Data listing:
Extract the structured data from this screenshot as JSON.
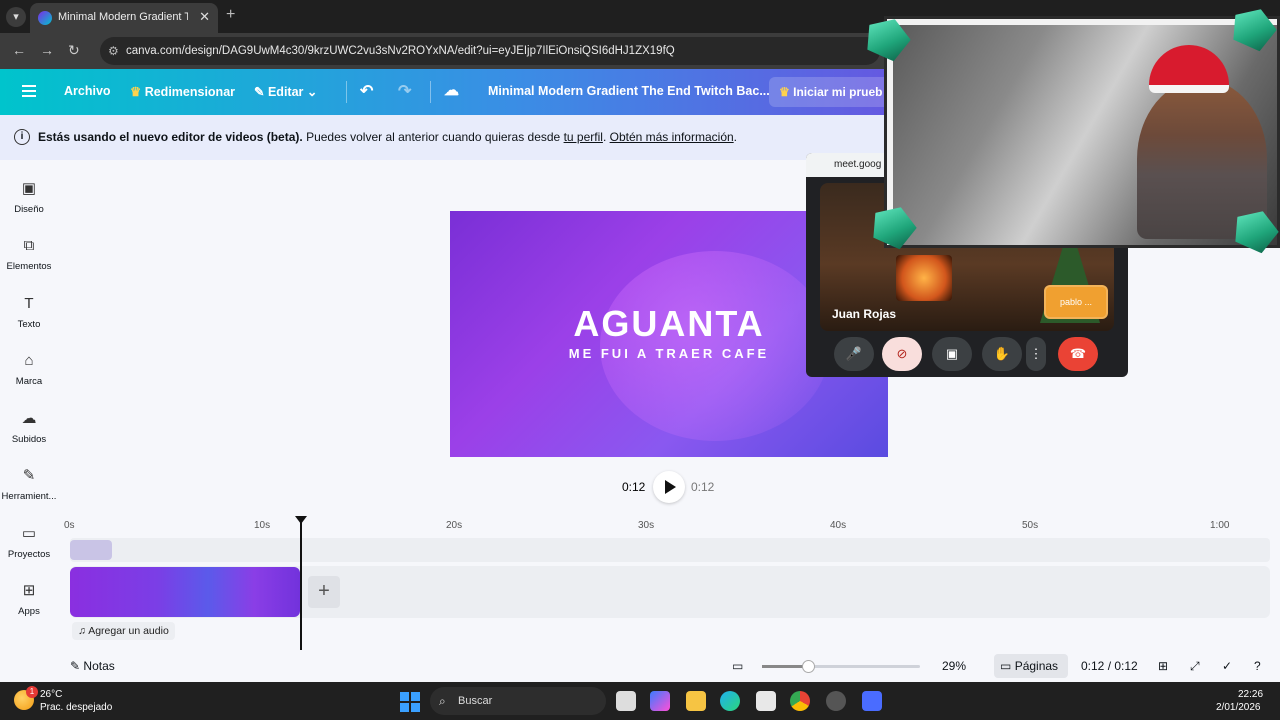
{
  "browser": {
    "tab_title": "Minimal Modern Gradient The",
    "url": "canva.com/design/DAG9UwM4c30/9krzUWC2vu3sNv2ROYxNA/edit?ui=eyJEIjp7IlEiOnsiQSI6dHJ1ZX19fQ"
  },
  "header": {
    "file_label": "Archivo",
    "resize_label": "Redimensionar",
    "edit_label": "Editar",
    "design_title": "Minimal Modern Gradient The End Twitch Bac...",
    "trial_label": "Iniciar mi prueb"
  },
  "banner": {
    "bold": "Estás usando el nuevo editor de videos (beta).",
    "text": " Puedes volver al anterior cuando quieras desde ",
    "link1": "tu perfil",
    "link2": "Obtén más información"
  },
  "sidebar": {
    "items": [
      {
        "label": "Diseño"
      },
      {
        "label": "Elementos"
      },
      {
        "label": "Texto"
      },
      {
        "label": "Marca"
      },
      {
        "label": "Subidos"
      },
      {
        "label": "Herramient..."
      },
      {
        "label": "Proyectos"
      },
      {
        "label": "Apps"
      }
    ]
  },
  "canvas": {
    "headline": "AGUANTA",
    "subtitle": "ME FUI A TRAER CAFE"
  },
  "playback": {
    "current": "0:12",
    "total": "0:12"
  },
  "timeline": {
    "ticks": [
      "0s",
      "10s",
      "20s",
      "30s",
      "40s",
      "50s",
      "1:00"
    ],
    "add_audio": "Agregar un audio"
  },
  "footer": {
    "notes": "Notas",
    "zoom": "29%",
    "zoom_level": 0.29,
    "pages": "Páginas",
    "time": "0:12 / 0:12"
  },
  "meet": {
    "header": "meet.goog",
    "participant": "Juan Rojas",
    "tile_name": "pablo ..."
  },
  "taskbar": {
    "temp": "26°C",
    "weather": "Prac. despejado",
    "weather_badge": "1",
    "search": "Buscar",
    "time": "22:26",
    "date": "2/01/2026"
  }
}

Aim: Leaving out the pictures, repeat the data above exactly.

Problem solution:
Extract the structured data from this screenshot as JSON.
{
  "browser": {
    "tab_title": "Minimal Modern Gradient The",
    "url": "canva.com/design/DAG9UwM4c30/9krzUWC2vu3sNv2ROYxNA/edit?ui=eyJEIjp7IlEiOnsiQSI6dHJ1ZX19fQ"
  },
  "header": {
    "file_label": "Archivo",
    "resize_label": "Redimensionar",
    "edit_label": "Editar",
    "design_title": "Minimal Modern Gradient The End Twitch Bac...",
    "trial_label": "Iniciar mi prueb"
  },
  "banner": {
    "bold": "Estás usando el nuevo editor de videos (beta).",
    "text": " Puedes volver al anterior cuando quieras desde ",
    "link1": "tu perfil",
    "link2": "Obtén más información"
  },
  "sidebar": {
    "items": [
      {
        "label": "Diseño"
      },
      {
        "label": "Elementos"
      },
      {
        "label": "Texto"
      },
      {
        "label": "Marca"
      },
      {
        "label": "Subidos"
      },
      {
        "label": "Herramient..."
      },
      {
        "label": "Proyectos"
      },
      {
        "label": "Apps"
      }
    ]
  },
  "canvas": {
    "headline": "AGUANTA",
    "subtitle": "ME FUI A TRAER CAFE"
  },
  "playback": {
    "current": "0:12",
    "total": "0:12"
  },
  "timeline": {
    "ticks": [
      "0s",
      "10s",
      "20s",
      "30s",
      "40s",
      "50s",
      "1:00"
    ],
    "add_audio": "Agregar un audio"
  },
  "footer": {
    "notes": "Notas",
    "zoom": "29%",
    "zoom_level": 0.29,
    "pages": "Páginas",
    "time": "0:12 / 0:12"
  },
  "meet": {
    "header": "meet.goog",
    "participant": "Juan Rojas",
    "tile_name": "pablo ..."
  },
  "taskbar": {
    "temp": "26°C",
    "weather": "Prac. despejado",
    "weather_badge": "1",
    "search": "Buscar",
    "time": "22:26",
    "date": "2/01/2026"
  }
}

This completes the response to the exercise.